Work to do.
Would it be possible to write out each entry below exactly, without the pictures?
________________________
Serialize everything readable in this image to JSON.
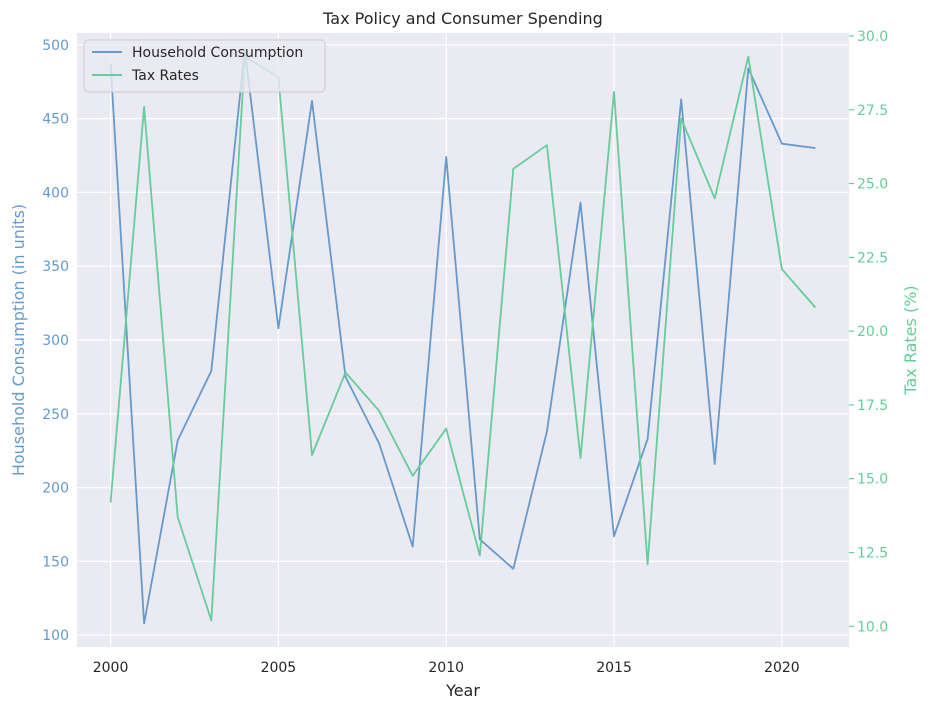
{
  "colors": {
    "plot_bg": "#eaeaf2",
    "grid": "#ffffff",
    "text": "#262626",
    "series_left": "#6699cc",
    "series_right": "#66cc99",
    "axis_left": "#6699cc",
    "axis_right": "#66cc99"
  },
  "chart_data": {
    "type": "line",
    "title": "Tax Policy and Consumer Spending",
    "xlabel": "Year",
    "ylabel_left": "Household Consumption (in units)",
    "ylabel_right": "Tax Rates (%)",
    "x": [
      2000,
      2001,
      2002,
      2003,
      2004,
      2005,
      2006,
      2007,
      2008,
      2009,
      2010,
      2011,
      2012,
      2013,
      2014,
      2015,
      2016,
      2017,
      2018,
      2019,
      2020,
      2021
    ],
    "xlim": [
      1999,
      2022
    ],
    "ylim_left": [
      92,
      508
    ],
    "ylim_right": [
      9.3,
      30.1
    ],
    "xticks": [
      2000,
      2005,
      2010,
      2015,
      2020
    ],
    "yticks_left": [
      100,
      150,
      200,
      250,
      300,
      350,
      400,
      450,
      500
    ],
    "yticks_right": [
      10.0,
      12.5,
      15.0,
      17.5,
      20.0,
      22.5,
      25.0,
      27.5,
      30.0
    ],
    "grid": true,
    "legend_position": "top-left",
    "series": [
      {
        "name": "Household Consumption",
        "axis": "left",
        "values": [
          487,
          108,
          232,
          279,
          497,
          308,
          462,
          275,
          230,
          160,
          424,
          165,
          145,
          238,
          393,
          167,
          233,
          463,
          216,
          484,
          433,
          430
        ]
      },
      {
        "name": "Tax Rates",
        "axis": "right",
        "values": [
          14.2,
          27.6,
          13.7,
          10.2,
          29.3,
          28.6,
          15.8,
          18.6,
          17.3,
          15.1,
          16.7,
          12.4,
          25.5,
          26.3,
          15.7,
          28.1,
          12.1,
          27.2,
          24.5,
          29.3,
          22.1,
          20.8
        ]
      }
    ]
  }
}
________________________
Solution for this task.
Serialize everything readable in this image to JSON.
{
  "colors": {
    "plot_bg": "#eaeaf2",
    "grid": "#ffffff",
    "text": "#262626",
    "series_left": "#6699cc",
    "series_right": "#66cc99",
    "axis_left": "#6699cc",
    "axis_right": "#66cc99"
  },
  "chart_data": {
    "type": "line",
    "title": "Tax Policy and Consumer Spending",
    "xlabel": "Year",
    "ylabel_left": "Household Consumption (in units)",
    "ylabel_right": "Tax Rates (%)",
    "x": [
      2000,
      2001,
      2002,
      2003,
      2004,
      2005,
      2006,
      2007,
      2008,
      2009,
      2010,
      2011,
      2012,
      2013,
      2014,
      2015,
      2016,
      2017,
      2018,
      2019,
      2020,
      2021
    ],
    "xlim": [
      1999,
      2022
    ],
    "ylim_left": [
      92,
      508
    ],
    "ylim_right": [
      9.3,
      30.1
    ],
    "xticks": [
      2000,
      2005,
      2010,
      2015,
      2020
    ],
    "yticks_left": [
      100,
      150,
      200,
      250,
      300,
      350,
      400,
      450,
      500
    ],
    "yticks_right": [
      10.0,
      12.5,
      15.0,
      17.5,
      20.0,
      22.5,
      25.0,
      27.5,
      30.0
    ],
    "grid": true,
    "legend_position": "top-left",
    "series": [
      {
        "name": "Household Consumption",
        "axis": "left",
        "values": [
          487,
          108,
          232,
          279,
          497,
          308,
          462,
          275,
          230,
          160,
          424,
          165,
          145,
          238,
          393,
          167,
          233,
          463,
          216,
          484,
          433,
          430
        ]
      },
      {
        "name": "Tax Rates",
        "axis": "right",
        "values": [
          14.2,
          27.6,
          13.7,
          10.2,
          29.3,
          28.6,
          15.8,
          18.6,
          17.3,
          15.1,
          16.7,
          12.4,
          25.5,
          26.3,
          15.7,
          28.1,
          12.1,
          27.2,
          24.5,
          29.3,
          22.1,
          20.8
        ]
      }
    ]
  }
}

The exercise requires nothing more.